● **STATED TASK**: Gather all lines with the word "this" in them.
********
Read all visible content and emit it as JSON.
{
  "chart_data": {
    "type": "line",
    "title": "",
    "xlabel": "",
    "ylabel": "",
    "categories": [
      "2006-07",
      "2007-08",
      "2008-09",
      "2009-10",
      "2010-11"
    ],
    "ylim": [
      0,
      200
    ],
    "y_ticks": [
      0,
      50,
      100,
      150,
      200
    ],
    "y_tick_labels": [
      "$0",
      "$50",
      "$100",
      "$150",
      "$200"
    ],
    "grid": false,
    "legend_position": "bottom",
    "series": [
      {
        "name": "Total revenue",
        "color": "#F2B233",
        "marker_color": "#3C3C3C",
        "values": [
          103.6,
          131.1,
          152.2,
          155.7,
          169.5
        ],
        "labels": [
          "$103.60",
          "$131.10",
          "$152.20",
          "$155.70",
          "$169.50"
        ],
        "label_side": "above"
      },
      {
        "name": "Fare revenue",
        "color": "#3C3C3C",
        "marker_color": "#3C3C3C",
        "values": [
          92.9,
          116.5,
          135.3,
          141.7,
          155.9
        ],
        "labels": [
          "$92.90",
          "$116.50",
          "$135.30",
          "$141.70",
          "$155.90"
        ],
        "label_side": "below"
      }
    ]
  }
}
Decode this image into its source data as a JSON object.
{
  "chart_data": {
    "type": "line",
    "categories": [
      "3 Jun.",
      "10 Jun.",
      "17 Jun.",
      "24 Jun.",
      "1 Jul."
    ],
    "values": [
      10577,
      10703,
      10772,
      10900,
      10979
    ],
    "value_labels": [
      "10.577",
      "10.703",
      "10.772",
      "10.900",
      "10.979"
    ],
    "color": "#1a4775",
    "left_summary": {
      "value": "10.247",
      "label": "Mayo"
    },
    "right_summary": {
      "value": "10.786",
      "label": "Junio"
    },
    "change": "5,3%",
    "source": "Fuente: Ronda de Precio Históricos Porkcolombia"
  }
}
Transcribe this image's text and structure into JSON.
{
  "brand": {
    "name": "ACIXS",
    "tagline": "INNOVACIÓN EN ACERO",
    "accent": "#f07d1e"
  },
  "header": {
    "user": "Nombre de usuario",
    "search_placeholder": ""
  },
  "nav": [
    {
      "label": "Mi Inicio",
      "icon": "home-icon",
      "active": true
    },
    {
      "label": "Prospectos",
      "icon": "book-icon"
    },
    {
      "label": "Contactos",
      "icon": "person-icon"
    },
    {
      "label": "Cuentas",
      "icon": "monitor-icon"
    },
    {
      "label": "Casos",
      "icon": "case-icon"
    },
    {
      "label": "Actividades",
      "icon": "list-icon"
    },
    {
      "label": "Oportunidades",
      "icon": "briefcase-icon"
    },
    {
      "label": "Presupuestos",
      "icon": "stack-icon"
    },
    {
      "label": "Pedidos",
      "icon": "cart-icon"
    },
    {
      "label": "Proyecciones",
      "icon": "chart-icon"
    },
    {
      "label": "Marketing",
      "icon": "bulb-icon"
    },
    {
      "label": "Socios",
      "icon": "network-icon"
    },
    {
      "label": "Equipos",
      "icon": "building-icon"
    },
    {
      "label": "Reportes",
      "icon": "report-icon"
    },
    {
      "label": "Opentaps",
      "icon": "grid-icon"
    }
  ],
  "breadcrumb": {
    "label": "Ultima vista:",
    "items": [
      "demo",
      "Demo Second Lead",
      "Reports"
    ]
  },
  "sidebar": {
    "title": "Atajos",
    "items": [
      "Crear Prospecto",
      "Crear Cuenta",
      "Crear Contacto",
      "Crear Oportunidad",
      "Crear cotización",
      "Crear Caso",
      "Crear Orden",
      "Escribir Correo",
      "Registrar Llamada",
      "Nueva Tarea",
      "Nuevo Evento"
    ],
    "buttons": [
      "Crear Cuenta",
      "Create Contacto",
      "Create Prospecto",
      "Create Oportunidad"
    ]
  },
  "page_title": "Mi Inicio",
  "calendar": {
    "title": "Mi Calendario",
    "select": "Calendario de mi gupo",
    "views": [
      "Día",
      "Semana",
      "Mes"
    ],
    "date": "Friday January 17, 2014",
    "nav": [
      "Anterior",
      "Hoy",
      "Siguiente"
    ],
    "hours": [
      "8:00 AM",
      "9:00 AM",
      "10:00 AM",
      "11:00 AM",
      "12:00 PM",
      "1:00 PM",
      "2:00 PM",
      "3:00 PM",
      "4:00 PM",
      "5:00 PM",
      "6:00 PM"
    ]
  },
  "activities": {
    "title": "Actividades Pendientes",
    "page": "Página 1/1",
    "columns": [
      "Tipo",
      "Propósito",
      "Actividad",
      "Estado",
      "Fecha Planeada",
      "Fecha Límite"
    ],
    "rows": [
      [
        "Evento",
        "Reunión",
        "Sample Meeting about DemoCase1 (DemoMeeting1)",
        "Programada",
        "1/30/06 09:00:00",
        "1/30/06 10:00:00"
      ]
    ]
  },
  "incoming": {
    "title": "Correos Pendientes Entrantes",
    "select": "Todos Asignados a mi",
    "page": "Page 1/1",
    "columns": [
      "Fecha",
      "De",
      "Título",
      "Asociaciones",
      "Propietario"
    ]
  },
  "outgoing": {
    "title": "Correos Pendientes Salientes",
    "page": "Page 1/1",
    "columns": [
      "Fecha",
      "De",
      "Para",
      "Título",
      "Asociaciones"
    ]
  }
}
********
● **SOLUTION BELOW**:
Decode this image into its source data as a JSON object.
Transcribe this image's text and structure into JSON.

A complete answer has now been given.